--- Begin RECORDS TO PROCESS ---

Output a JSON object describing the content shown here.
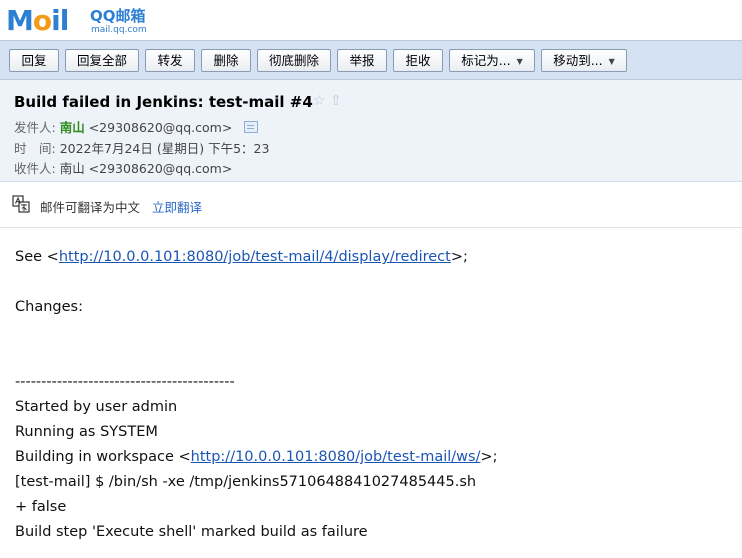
{
  "logo": {
    "mail_text_1": "M",
    "mail_text_2": "o",
    "mail_text_3": "il",
    "qq_text": "QQ邮箱",
    "domain_text": "mail.qq.com"
  },
  "toolbar": {
    "buttons": [
      {
        "label": "回复"
      },
      {
        "label": "回复全部"
      },
      {
        "label": "转发"
      },
      {
        "label": "删除"
      },
      {
        "label": "彻底删除"
      },
      {
        "label": "举报"
      },
      {
        "label": "拒收"
      },
      {
        "label": "标记为..."
      },
      {
        "label": "移动到..."
      }
    ],
    "dropdown_arrow": "▼"
  },
  "header": {
    "subject": "Build failed in Jenkins: test-mail #4",
    "stars": "☆ ⇧",
    "from_label": "发件人:",
    "from_name": "南山",
    "from_email": "<29308620@qq.com>",
    "time_label": "时　间:",
    "time_value": "2022年7月24日 (星期日) 下午5：23",
    "to_label": "收件人:",
    "to_value": "南山 <29308620@qq.com>"
  },
  "translate": {
    "text": "邮件可翻译为中文",
    "link": "立即翻译"
  },
  "body": {
    "see_prefix": "See <",
    "see_link": "http://10.0.0.101:8080/job/test-mail/4/display/redirect",
    "see_suffix": ">;",
    "changes": "Changes:",
    "divider": "------------------------------------------",
    "started": "Started by user admin",
    "running": "Running as SYSTEM",
    "building_prefix": "Building in workspace <",
    "building_link": "http://10.0.0.101:8080/job/test-mail/ws/",
    "building_suffix": ">;",
    "shell_cmd": "[test-mail] $ /bin/sh -xe /tmp/jenkins5710648841027485445.sh",
    "false_line": "+ false",
    "build_step": "Build step 'Execute shell' marked build as failure"
  }
}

--- End RECORDS TO PROCESS ---

* _GIVEN REQUEST_: Retype the whole listing, keeping every line identical and omitting all pictures.

* _RESULT OF THE TASK_:
Output a JSON object describing the content shown here.
{
  "logo": {
    "mail_text_1": "M",
    "mail_text_2": "o",
    "mail_text_3": "il",
    "qq_text": "QQ邮箱",
    "domain_text": "mail.qq.com"
  },
  "toolbar": {
    "buttons": [
      {
        "label": "回复"
      },
      {
        "label": "回复全部"
      },
      {
        "label": "转发"
      },
      {
        "label": "删除"
      },
      {
        "label": "彻底删除"
      },
      {
        "label": "举报"
      },
      {
        "label": "拒收"
      },
      {
        "label": "标记为..."
      },
      {
        "label": "移动到..."
      }
    ],
    "dropdown_arrow": "▼"
  },
  "header": {
    "subject": "Build failed in Jenkins: test-mail #4",
    "stars": "☆ ⇧",
    "from_label": "发件人:",
    "from_name": "南山",
    "from_email": "<29308620@qq.com>",
    "time_label": "时　间:",
    "time_value": "2022年7月24日 (星期日) 下午5：23",
    "to_label": "收件人:",
    "to_value": "南山 <29308620@qq.com>"
  },
  "translate": {
    "text": "邮件可翻译为中文",
    "link": "立即翻译"
  },
  "body": {
    "see_prefix": "See <",
    "see_link": "http://10.0.0.101:8080/job/test-mail/4/display/redirect",
    "see_suffix": ">;",
    "changes": "Changes:",
    "divider": "------------------------------------------",
    "started": "Started by user admin",
    "running": "Running as SYSTEM",
    "building_prefix": "Building in workspace <",
    "building_link": "http://10.0.0.101:8080/job/test-mail/ws/",
    "building_suffix": ">;",
    "shell_cmd": "[test-mail] $ /bin/sh -xe /tmp/jenkins5710648841027485445.sh",
    "false_line": "+ false",
    "build_step": "Build step 'Execute shell' marked build as failure"
  }
}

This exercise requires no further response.